• TASK GOAL: Go through the listing and write out all of it exactly.

Entries taken from a collection
◆ ◆ ◆ ◆ ◆ ◆ ◆

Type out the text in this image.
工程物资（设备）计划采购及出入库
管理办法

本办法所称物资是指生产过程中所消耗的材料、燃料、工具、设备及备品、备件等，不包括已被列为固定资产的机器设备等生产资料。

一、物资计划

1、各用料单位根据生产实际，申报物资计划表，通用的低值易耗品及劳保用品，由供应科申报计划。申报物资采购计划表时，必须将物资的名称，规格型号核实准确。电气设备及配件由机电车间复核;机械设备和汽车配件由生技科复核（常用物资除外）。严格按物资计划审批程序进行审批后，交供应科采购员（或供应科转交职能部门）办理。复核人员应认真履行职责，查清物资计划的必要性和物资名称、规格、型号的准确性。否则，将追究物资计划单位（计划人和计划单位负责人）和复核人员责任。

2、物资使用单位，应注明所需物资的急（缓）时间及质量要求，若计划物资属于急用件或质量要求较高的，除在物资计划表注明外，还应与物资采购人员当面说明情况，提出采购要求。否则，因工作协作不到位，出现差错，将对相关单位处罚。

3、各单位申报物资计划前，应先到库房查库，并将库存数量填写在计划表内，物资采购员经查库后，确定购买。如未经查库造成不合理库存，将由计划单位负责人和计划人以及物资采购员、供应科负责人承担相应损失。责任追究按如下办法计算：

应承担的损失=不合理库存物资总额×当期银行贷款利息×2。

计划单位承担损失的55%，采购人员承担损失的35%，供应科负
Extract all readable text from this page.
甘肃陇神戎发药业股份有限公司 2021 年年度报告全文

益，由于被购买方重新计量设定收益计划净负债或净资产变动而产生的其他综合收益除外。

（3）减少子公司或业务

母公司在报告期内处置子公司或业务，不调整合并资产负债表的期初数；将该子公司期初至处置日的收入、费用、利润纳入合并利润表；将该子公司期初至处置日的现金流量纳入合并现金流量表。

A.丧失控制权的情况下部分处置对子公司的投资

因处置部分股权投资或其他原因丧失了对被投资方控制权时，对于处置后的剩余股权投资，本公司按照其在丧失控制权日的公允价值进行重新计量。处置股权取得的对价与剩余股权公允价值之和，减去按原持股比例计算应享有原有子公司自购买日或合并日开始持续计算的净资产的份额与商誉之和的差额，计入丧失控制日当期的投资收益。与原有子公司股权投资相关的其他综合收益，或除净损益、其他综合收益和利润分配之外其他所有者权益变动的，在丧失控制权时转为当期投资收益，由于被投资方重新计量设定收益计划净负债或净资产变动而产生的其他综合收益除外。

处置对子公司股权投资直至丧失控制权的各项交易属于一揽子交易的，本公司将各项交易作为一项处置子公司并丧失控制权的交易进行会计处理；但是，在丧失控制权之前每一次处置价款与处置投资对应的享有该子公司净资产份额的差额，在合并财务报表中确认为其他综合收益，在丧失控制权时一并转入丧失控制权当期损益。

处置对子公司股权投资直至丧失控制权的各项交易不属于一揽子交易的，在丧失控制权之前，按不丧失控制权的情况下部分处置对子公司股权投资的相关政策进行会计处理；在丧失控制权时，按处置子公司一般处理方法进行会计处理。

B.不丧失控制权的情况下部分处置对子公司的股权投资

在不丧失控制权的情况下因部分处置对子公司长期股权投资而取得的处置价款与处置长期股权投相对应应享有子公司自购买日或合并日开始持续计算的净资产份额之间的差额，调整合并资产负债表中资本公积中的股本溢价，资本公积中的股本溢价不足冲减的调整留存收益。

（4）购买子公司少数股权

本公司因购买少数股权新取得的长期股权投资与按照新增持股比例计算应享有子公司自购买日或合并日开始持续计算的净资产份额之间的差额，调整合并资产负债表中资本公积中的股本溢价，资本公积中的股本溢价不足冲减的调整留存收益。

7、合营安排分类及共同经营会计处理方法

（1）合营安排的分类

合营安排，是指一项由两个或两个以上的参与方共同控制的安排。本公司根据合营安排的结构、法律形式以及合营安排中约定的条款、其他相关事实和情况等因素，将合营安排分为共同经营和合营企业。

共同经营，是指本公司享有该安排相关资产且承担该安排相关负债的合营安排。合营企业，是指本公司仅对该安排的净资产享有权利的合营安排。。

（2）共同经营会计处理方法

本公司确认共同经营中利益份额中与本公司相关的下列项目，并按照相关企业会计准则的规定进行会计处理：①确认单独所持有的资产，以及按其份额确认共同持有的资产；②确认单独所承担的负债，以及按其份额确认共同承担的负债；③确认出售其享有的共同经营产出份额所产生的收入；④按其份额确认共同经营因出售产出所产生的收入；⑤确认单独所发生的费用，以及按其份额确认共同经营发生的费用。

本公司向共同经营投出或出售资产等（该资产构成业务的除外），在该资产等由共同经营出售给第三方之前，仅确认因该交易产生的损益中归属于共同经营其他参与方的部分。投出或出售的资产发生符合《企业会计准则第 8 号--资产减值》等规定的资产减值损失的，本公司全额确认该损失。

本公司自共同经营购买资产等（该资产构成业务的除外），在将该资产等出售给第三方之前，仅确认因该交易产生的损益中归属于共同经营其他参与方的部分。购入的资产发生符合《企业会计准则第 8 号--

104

◆ ◆ ◆ ◆ ◆ ◆ ◆

• EXERCISE RESULT:
Type out the text in this image.
工程物资（设备）计划采购及出入库
管理办法

本办法所称物资是指生产过程中所消耗的材料、燃料、工具、设备及备品、备件等，不包括已被列为固定资产的机器设备等生产资料。

一、物资计划

1、各用料单位根据生产实际，申报物资计划表，通用的低值易耗品及劳保用品，由供应科申报计划。申报物资采购计划表时，必须将物资的名称，规格型号核实准确。电气设备及配件由机电车间复核;机械设备和汽车配件由生技科复核（常用物资除外）。严格按物资计划审批程序进行审批后，交供应科采购员（或供应科转交职能部门）办理。复核人员应认真履行职责，查清物资计划的必要性和物资名称、规格、型号的准确性。否则，将追究物资计划单位（计划人和计划单位负责人）和复核人员责任。

2、物资使用单位，应注明所需物资的急（缓）时间及质量要求，若计划物资属于急用件或质量要求较高的，除在物资计划表注明外，还应与物资采购人员当面说明情况，提出采购要求。否则，因工作协作不到位，出现差错，将对相关单位处罚。

3、各单位申报物资计划前，应先到库房查库，并将库存数量填写在计划表内，物资采购员经查库后，确定购买。如未经查库造成不合理库存，将由计划单位负责人和计划人以及物资采购员、供应科负责人承担相应损失。责任追究按如下办法计算：

应承担的损失=不合理库存物资总额×当期银行贷款利息×2。

计划单位承担损失的55%，采购人员承担损失的35%，供应科负
Extract all readable text from this page.
甘肃陇神戎发药业股份有限公司 2021 年年度报告全文

益，由于被购买方重新计量设定收益计划净负债或净资产变动而产生的其他综合收益除外。

（3）减少子公司或业务

母公司在报告期内处置子公司或业务，不调整合并资产负债表的期初数；将该子公司期初至处置日的收入、费用、利润纳入合并利润表；将该子公司期初至处置日的现金流量纳入合并现金流量表。

A.丧失控制权的情况下部分处置对子公司的投资

因处置部分股权投资或其他原因丧失了对被投资方控制权时，对于处置后的剩余股权投资，本公司按照其在丧失控制权日的公允价值进行重新计量。处置股权取得的对价与剩余股权公允价值之和，减去按原持股比例计算应享有原有子公司自购买日或合并日开始持续计算的净资产的份额与商誉之和的差额，计入丧失控制日当期的投资收益。与原有子公司股权投资相关的其他综合收益，或除净损益、其他综合收益和利润分配之外其他所有者权益变动的，在丧失控制权时转为当期投资收益，由于被投资方重新计量设定收益计划净负债或净资产变动而产生的其他综合收益除外。

处置对子公司股权投资直至丧失控制权的各项交易属于一揽子交易的，本公司将各项交易作为一项处置子公司并丧失控制权的交易进行会计处理；但是，在丧失控制权之前每一次处置价款与处置投资对应的享有该子公司净资产份额的差额，在合并财务报表中确认为其他综合收益，在丧失控制权时一并转入丧失控制权当期损益。

处置对子公司股权投资直至丧失控制权的各项交易不属于一揽子交易的，在丧失控制权之前，按不丧失控制权的情况下部分处置对子公司股权投资的相关政策进行会计处理；在丧失控制权时，按处置子公司一般处理方法进行会计处理。

B.不丧失控制权的情况下部分处置对子公司的股权投资

在不丧失控制权的情况下因部分处置对子公司长期股权投资而取得的处置价款与处置长期股权投相对应应享有子公司自购买日或合并日开始持续计算的净资产份额之间的差额，调整合并资产负债表中资本公积中的股本溢价，资本公积中的股本溢价不足冲减的调整留存收益。

（4）购买子公司少数股权

本公司因购买少数股权新取得的长期股权投资与按照新增持股比例计算应享有子公司自购买日或合并日开始持续计算的净资产份额之间的差额，调整合并资产负债表中资本公积中的股本溢价，资本公积中的股本溢价不足冲减的调整留存收益。

7、合营安排分类及共同经营会计处理方法

（1）合营安排的分类

合营安排，是指一项由两个或两个以上的参与方共同控制的安排。本公司根据合营安排的结构、法律形式以及合营安排中约定的条款、其他相关事实和情况等因素，将合营安排分为共同经营和合营企业。

共同经营，是指本公司享有该安排相关资产且承担该安排相关负债的合营安排。合营企业，是指本公司仅对该安排的净资产享有权利的合营安排。。

（2）共同经营会计处理方法

本公司确认共同经营中利益份额中与本公司相关的下列项目，并按照相关企业会计准则的规定进行会计处理：①确认单独所持有的资产，以及按其份额确认共同持有的资产；②确认单独所承担的负债，以及按其份额确认共同承担的负债；③确认出售其享有的共同经营产出份额所产生的收入；④按其份额确认共同经营因出售产出所产生的收入；⑤确认单独所发生的费用，以及按其份额确认共同经营发生的费用。

本公司向共同经营投出或出售资产等（该资产构成业务的除外），在该资产等由共同经营出售给第三方之前，仅确认因该交易产生的损益中归属于共同经营其他参与方的部分。投出或出售的资产发生符合《企业会计准则第 8 号--资产减值》等规定的资产减值损失的，本公司全额确认该损失。

本公司自共同经营购买资产等（该资产构成业务的除外），在将该资产等出售给第三方之前，仅确认因该交易产生的损益中归属于共同经营其他参与方的部分。购入的资产发生符合《企业会计准则第 8 号--

104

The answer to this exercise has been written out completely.